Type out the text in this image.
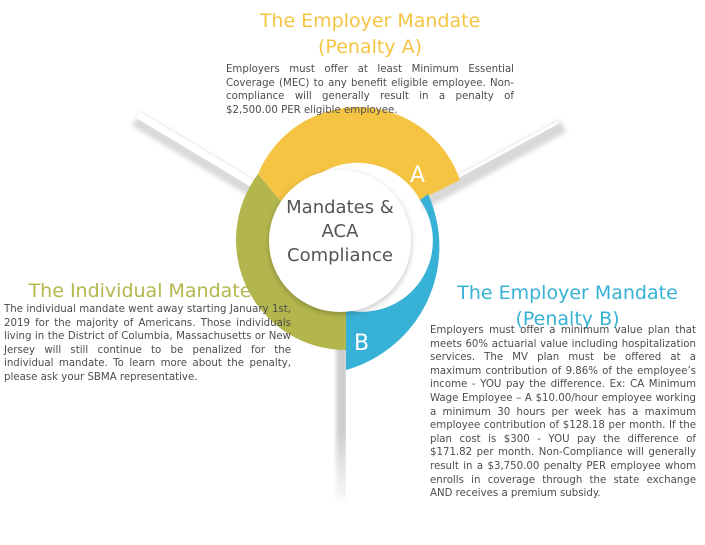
A
B
Mandates &
ACA
Compliance
The Employer Mandate
(Penalty A)
Employers must offer at least Minimum Essential Coverage (MEC) to any benefit eligible employee. Non-compliance will generally result in a penalty of $2,500.00 PER eligible employee.
The Individual Mandate
The individual mandate went away starting January 1st, 2019 for the majority of Americans. Those individuals living in the District of Columbia, Massachusetts or New Jersey will still continue to be penalized for the individual mandate. To learn more about the penalty, please ask your SBMA representative.
The Employer Mandate
(Penalty B)
Employers must offer a minimum value plan that meets 60% actuarial value including hospitalization services. The MV plan must be offered at a maximum contribution of 9.86% of the employee’s income - YOU pay the difference. Ex: CA Minimum Wage Employee – A $10.00/hour employee working a minimum 30 hours per week has a maximum employee contribution of $128.18 per month. If the plan cost is $300 - YOU pay the difference of $171.82 per month. Non-Compliance will generally result in a $3,750.00 penalty PER employee whom enrolls in coverage through the state exchange AND receives a premium subsidy.
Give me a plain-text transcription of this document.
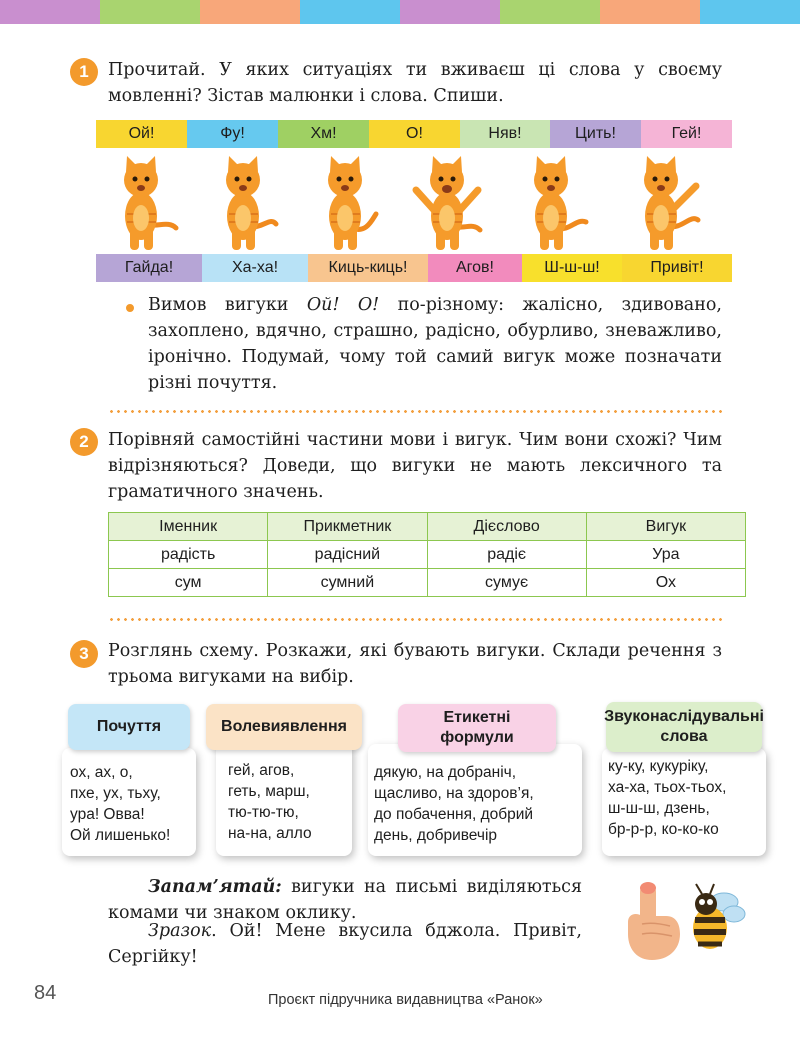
1	Прочитай. У яких ситуаціях ти вживаєш ці слова у своєму мовленні? Зістав малюнки і слова. Спиши.
Ой!	Фу!	Хм!	О!	Няв!	Цить!	Гей!
Гайда!	Ха-ха!	Киць-киць!	Агов!	Ш-ш-ш!	Привіт!
Вимов вигуки Ой! О! по-різному: жалісно, здивовано, захоплено, вдячно, страшно, радісно, обурливо, зневажливо, іронічно. Подумай, чому той самий вигук може позначати різні почуття.
2	Порівняй самостійні частини мови і вигук. Чим вони схожі? Чим відрізняються? Доведи, що вигуки не мають лексичного та граматичного значень.
Іменник	Прикметник	Дієслово	Вигук
радість	радісний	радіє	Ура
сум	сумний	сумує	Ох
3	Розглянь схему. Розкажи, які бувають вигуки. Склади речення з трьома вигуками на вибір.
ох, ах, о,
пхе, ух, тьху,
ура! Овва!
Ой лишенько!
Почуття
гей, агов,
геть, марш,
тю-тю-тю,
на-на, алло
Волевиявлення
дякую, на добраніч,
щасливо, на здоров’я,
до побачення, добрий
день, добривечір
Етикетні формули
ку-ку, кукуріку,
ха-ха, тьох-тьох,
ш-ш-ш, дзень,
бр-р-р, ко-ко-ко
Звуконаслідувальні слова
Запам’ятай: вигуки на письмі виділяються комами чи знаком оклику.
Зразок. Ой! Мене вкусила бджола. Привіт, Сергійку!
84	Проєкт підручника видавництва «Ранок»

---

:: Exercise directions ::
Search the material above for "слова". Pull out each line where it shows up.

:: Exercise solution ::
1	Прочитай. У яких ситуаціях ти вживаєш ці слова у своєму мовленні? Зістав малюнки і слова. Спиши.
Звуконаслідувальні слова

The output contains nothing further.